Given information:
○ ○ ○ ○ ○ ○ ○

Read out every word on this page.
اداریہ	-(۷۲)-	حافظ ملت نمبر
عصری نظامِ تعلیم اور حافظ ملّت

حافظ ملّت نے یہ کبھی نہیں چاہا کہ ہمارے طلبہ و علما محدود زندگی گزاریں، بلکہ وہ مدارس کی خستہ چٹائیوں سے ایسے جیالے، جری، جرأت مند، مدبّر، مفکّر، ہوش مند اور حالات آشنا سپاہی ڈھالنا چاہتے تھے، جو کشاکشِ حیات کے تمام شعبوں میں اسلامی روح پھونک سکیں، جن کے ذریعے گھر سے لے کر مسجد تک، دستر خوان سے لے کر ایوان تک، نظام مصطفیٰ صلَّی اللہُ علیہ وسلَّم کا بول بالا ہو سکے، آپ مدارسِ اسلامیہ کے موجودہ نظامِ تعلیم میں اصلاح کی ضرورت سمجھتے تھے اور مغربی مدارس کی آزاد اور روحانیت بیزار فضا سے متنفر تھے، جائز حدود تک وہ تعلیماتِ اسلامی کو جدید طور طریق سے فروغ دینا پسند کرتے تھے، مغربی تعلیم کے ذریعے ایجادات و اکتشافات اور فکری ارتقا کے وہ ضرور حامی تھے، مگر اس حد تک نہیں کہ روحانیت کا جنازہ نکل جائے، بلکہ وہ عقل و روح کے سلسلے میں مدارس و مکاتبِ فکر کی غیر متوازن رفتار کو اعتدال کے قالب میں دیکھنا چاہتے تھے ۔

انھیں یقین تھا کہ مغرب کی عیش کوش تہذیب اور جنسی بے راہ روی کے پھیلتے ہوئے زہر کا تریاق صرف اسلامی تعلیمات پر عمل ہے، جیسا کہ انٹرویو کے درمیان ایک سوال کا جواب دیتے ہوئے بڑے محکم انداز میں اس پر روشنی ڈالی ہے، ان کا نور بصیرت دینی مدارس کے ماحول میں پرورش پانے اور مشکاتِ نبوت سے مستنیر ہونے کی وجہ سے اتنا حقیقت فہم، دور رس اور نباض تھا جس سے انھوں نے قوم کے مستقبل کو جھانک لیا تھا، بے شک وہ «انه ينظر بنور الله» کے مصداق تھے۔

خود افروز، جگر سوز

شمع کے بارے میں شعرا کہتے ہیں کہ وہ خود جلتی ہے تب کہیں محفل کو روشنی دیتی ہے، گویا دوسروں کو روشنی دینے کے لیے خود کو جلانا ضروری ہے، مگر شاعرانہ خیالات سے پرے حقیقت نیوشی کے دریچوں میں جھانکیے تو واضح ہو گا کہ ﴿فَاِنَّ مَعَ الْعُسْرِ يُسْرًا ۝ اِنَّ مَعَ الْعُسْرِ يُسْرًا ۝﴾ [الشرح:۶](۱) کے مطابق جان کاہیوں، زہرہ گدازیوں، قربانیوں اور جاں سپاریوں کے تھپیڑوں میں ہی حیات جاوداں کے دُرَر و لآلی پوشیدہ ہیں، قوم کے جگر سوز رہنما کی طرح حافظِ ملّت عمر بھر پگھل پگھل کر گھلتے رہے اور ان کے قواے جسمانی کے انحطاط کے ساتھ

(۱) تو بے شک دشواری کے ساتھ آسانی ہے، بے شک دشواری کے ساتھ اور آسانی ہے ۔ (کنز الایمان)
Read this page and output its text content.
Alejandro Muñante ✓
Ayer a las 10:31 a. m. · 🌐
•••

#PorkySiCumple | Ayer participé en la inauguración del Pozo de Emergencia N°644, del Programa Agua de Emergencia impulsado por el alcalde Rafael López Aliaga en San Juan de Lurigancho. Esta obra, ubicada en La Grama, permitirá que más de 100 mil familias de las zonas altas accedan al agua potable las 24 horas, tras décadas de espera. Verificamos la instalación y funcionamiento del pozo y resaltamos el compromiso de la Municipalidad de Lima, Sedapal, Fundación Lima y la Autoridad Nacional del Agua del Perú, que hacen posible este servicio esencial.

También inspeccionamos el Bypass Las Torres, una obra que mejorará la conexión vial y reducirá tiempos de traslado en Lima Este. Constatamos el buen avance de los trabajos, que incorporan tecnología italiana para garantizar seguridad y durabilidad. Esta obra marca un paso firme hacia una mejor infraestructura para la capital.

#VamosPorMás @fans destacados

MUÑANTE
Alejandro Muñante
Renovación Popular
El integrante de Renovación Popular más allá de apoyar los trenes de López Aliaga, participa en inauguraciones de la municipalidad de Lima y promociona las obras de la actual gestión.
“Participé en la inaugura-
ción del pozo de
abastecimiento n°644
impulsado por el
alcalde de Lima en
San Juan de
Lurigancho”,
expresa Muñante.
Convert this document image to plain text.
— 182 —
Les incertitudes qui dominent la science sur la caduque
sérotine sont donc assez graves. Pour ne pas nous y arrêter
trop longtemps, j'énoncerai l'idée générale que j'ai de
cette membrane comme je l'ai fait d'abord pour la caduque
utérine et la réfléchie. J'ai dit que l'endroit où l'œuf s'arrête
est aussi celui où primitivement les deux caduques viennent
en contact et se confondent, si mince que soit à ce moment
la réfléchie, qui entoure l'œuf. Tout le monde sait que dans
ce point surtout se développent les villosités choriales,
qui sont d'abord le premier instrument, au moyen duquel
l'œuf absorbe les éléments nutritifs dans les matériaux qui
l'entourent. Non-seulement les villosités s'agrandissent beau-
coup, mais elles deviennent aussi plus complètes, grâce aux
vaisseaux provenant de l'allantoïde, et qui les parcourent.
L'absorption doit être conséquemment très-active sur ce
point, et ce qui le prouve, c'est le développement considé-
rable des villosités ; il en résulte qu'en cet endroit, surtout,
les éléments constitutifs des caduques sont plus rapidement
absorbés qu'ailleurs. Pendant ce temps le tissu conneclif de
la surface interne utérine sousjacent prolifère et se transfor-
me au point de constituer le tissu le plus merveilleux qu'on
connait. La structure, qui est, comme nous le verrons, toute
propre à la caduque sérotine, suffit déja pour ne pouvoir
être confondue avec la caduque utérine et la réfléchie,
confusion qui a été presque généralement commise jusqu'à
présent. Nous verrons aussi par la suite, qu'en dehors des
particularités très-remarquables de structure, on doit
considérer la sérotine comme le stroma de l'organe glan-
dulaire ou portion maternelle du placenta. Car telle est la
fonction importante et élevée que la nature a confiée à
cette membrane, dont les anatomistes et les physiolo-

○ ○ ○ ○ ○ ○ ○

Stated goal:
Exactly repeat the lines from the line that contains "Convert this document image to plain text." to the end of the entries, both included, and leave out all other lines.

Result for this exercise:
Convert this document image to plain text.
— 182 —
Les incertitudes qui dominent la science sur la caduque
sérotine sont donc assez graves. Pour ne pas nous y arrêter
trop longtemps, j'énoncerai l'idée générale que j'ai de
cette membrane comme je l'ai fait d'abord pour la caduque
utérine et la réfléchie. J'ai dit que l'endroit où l'œuf s'arrête
est aussi celui où primitivement les deux caduques viennent
en contact et se confondent, si mince que soit à ce moment
la réfléchie, qui entoure l'œuf. Tout le monde sait que dans
ce point surtout se développent les villosités choriales,
qui sont d'abord le premier instrument, au moyen duquel
l'œuf absorbe les éléments nutritifs dans les matériaux qui
l'entourent. Non-seulement les villosités s'agrandissent beau-
coup, mais elles deviennent aussi plus complètes, grâce aux
vaisseaux provenant de l'allantoïde, et qui les parcourent.
L'absorption doit être conséquemment très-active sur ce
point, et ce qui le prouve, c'est le développement considé-
rable des villosités ; il en résulte qu'en cet endroit, surtout,
les éléments constitutifs des caduques sont plus rapidement
absorbés qu'ailleurs. Pendant ce temps le tissu conneclif de
la surface interne utérine sousjacent prolifère et se transfor-
me au point de constituer le tissu le plus merveilleux qu'on
connait. La structure, qui est, comme nous le verrons, toute
propre à la caduque sérotine, suffit déja pour ne pouvoir
être confondue avec la caduque utérine et la réfléchie,
confusion qui a été presque généralement commise jusqu'à
présent. Nous verrons aussi par la suite, qu'en dehors des
particularités très-remarquables de structure, on doit
considérer la sérotine comme le stroma de l'organe glan-
dulaire ou portion maternelle du placenta. Car telle est la
fonction importante et élevée que la nature a confiée à
cette membrane, dont les anatomistes et les physiolo-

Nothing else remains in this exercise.